# Task goal
Pick out all lines in the listing holding the string "title" and copy them.
------------------------
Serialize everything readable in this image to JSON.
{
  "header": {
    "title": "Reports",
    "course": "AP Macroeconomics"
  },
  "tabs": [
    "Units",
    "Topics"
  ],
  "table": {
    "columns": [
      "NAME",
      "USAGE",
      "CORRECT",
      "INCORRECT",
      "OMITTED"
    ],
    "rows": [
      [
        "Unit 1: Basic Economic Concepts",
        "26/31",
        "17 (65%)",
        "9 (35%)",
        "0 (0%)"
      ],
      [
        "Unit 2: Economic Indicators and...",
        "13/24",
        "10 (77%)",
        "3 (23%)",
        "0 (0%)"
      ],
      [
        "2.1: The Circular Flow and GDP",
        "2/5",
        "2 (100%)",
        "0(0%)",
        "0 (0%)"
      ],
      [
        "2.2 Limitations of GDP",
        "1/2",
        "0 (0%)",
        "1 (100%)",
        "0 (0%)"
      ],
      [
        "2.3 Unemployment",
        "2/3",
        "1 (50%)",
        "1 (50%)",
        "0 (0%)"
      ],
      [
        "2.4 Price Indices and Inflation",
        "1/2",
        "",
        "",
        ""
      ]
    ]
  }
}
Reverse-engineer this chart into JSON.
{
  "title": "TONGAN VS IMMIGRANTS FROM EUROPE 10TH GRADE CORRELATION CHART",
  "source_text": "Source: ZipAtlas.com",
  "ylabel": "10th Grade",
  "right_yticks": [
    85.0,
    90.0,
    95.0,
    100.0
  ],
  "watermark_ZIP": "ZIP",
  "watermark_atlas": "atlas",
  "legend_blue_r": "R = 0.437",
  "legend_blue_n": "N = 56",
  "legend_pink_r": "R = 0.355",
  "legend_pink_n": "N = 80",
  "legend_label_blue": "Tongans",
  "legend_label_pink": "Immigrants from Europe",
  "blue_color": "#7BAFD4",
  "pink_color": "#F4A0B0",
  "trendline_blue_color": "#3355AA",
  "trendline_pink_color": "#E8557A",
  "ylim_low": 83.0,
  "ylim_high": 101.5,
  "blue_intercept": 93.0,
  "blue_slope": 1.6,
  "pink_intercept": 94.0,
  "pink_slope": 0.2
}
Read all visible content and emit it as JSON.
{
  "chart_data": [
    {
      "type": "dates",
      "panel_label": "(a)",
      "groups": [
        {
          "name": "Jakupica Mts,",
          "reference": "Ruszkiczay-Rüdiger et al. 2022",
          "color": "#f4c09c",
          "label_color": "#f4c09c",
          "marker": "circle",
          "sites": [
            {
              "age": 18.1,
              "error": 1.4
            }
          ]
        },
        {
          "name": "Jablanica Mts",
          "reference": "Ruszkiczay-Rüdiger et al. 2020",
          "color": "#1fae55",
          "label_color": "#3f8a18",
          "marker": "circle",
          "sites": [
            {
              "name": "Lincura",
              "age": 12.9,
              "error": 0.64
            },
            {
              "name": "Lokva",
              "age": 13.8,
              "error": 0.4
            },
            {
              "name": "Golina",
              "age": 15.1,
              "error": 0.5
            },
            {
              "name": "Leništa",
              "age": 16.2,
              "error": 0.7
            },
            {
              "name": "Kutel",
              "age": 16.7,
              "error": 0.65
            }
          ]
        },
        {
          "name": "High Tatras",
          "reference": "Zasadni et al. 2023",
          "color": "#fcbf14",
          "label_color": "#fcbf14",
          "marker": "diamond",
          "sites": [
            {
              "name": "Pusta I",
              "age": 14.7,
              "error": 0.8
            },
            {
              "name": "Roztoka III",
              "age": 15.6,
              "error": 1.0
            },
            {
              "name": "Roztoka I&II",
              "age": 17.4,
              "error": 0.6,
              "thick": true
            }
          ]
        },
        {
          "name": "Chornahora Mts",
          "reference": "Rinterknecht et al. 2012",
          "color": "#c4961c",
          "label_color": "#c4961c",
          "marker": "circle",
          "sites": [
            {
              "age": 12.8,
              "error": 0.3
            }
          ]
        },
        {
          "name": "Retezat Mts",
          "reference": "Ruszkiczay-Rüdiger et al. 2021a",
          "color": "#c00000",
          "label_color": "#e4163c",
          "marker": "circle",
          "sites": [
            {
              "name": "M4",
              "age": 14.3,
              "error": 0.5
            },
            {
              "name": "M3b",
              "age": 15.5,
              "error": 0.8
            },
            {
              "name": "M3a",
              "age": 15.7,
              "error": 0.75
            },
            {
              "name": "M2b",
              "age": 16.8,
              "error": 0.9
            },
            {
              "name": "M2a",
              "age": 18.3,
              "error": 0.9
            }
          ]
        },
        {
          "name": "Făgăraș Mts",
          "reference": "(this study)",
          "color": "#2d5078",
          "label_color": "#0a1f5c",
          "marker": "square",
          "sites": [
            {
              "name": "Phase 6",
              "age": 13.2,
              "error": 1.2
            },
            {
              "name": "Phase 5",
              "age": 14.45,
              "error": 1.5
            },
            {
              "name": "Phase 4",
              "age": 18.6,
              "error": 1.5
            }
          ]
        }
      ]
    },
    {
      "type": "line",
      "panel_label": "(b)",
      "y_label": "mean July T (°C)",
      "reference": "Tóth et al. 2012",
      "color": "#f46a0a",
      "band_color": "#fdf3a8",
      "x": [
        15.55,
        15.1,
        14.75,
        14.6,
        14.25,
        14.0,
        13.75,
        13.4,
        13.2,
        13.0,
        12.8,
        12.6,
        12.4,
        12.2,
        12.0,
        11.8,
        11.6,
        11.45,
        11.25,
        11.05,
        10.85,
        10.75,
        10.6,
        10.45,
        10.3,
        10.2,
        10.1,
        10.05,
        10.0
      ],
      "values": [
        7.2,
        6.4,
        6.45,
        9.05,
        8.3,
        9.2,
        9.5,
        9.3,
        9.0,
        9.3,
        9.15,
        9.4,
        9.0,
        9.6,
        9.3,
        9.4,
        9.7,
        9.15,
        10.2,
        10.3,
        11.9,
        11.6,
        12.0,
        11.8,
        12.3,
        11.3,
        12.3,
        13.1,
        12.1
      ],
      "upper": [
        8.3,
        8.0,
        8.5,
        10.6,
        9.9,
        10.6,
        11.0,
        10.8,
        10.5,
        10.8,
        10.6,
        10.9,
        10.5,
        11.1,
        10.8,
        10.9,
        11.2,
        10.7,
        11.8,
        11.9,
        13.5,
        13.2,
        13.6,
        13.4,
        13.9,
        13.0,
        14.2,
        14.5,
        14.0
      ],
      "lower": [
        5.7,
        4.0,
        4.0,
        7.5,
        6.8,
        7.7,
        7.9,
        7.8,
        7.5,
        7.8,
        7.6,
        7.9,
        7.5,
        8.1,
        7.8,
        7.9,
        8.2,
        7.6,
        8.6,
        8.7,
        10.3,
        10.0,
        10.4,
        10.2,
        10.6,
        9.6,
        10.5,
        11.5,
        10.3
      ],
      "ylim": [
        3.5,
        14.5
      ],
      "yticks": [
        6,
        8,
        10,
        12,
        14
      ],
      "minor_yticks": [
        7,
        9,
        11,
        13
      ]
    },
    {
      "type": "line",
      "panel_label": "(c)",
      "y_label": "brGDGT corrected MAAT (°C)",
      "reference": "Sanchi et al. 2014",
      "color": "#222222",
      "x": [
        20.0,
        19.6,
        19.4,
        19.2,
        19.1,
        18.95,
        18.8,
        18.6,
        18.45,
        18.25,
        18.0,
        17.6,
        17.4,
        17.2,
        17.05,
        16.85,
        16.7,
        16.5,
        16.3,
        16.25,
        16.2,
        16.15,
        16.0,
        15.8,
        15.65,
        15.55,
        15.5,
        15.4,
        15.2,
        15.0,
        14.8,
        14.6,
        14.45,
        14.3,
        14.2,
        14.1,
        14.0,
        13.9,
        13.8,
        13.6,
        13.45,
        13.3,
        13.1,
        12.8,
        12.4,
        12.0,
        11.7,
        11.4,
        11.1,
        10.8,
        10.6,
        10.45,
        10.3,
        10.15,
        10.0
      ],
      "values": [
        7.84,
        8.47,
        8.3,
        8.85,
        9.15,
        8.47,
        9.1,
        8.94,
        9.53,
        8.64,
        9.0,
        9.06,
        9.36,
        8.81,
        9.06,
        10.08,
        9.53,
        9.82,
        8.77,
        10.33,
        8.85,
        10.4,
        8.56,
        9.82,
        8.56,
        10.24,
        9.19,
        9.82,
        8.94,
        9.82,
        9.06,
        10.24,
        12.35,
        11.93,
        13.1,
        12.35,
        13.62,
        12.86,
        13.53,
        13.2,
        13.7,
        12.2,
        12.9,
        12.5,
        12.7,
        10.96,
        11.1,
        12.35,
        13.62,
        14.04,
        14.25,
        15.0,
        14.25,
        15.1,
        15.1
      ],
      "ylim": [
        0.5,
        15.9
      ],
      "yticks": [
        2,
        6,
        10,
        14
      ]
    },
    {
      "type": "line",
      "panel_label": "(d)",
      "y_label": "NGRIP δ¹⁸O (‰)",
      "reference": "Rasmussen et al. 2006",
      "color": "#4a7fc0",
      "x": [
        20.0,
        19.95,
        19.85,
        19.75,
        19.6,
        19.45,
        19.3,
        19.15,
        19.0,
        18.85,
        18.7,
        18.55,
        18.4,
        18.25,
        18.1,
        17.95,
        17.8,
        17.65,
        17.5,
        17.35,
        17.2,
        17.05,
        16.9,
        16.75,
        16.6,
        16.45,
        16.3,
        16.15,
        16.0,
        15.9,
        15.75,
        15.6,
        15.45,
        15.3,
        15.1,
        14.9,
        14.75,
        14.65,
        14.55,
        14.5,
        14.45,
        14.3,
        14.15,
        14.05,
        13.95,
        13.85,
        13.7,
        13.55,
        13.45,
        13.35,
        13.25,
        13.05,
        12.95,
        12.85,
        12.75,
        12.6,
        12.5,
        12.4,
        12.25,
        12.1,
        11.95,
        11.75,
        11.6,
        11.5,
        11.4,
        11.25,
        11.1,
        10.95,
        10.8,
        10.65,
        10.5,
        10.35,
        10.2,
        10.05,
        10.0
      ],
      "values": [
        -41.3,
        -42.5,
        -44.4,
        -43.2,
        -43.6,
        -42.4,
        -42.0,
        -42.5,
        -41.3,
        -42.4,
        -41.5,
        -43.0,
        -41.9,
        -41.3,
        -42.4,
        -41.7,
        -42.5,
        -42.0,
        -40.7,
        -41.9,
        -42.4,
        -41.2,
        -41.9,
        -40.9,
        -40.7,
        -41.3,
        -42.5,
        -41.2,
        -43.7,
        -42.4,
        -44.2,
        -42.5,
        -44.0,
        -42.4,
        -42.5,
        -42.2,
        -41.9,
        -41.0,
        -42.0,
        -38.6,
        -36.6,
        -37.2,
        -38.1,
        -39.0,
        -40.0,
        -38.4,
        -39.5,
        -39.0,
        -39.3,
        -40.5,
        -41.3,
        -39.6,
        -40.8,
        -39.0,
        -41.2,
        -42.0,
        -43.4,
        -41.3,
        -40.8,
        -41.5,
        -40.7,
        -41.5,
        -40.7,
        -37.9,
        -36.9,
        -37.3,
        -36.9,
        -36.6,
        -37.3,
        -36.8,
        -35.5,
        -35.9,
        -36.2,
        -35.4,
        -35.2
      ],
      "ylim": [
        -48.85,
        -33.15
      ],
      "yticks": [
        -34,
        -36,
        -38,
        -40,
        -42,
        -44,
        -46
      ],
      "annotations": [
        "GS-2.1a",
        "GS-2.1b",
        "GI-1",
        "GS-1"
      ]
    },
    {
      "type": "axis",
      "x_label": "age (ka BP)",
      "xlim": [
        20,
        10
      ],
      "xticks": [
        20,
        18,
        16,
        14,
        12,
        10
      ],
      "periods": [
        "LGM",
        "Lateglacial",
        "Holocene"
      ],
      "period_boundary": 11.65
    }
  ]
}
------------------------
# Solution
    "title": "Reports",
  "title": "TONGAN VS IMMIGRANTS FROM EUROPE 10TH GRADE CORRELATION CHART",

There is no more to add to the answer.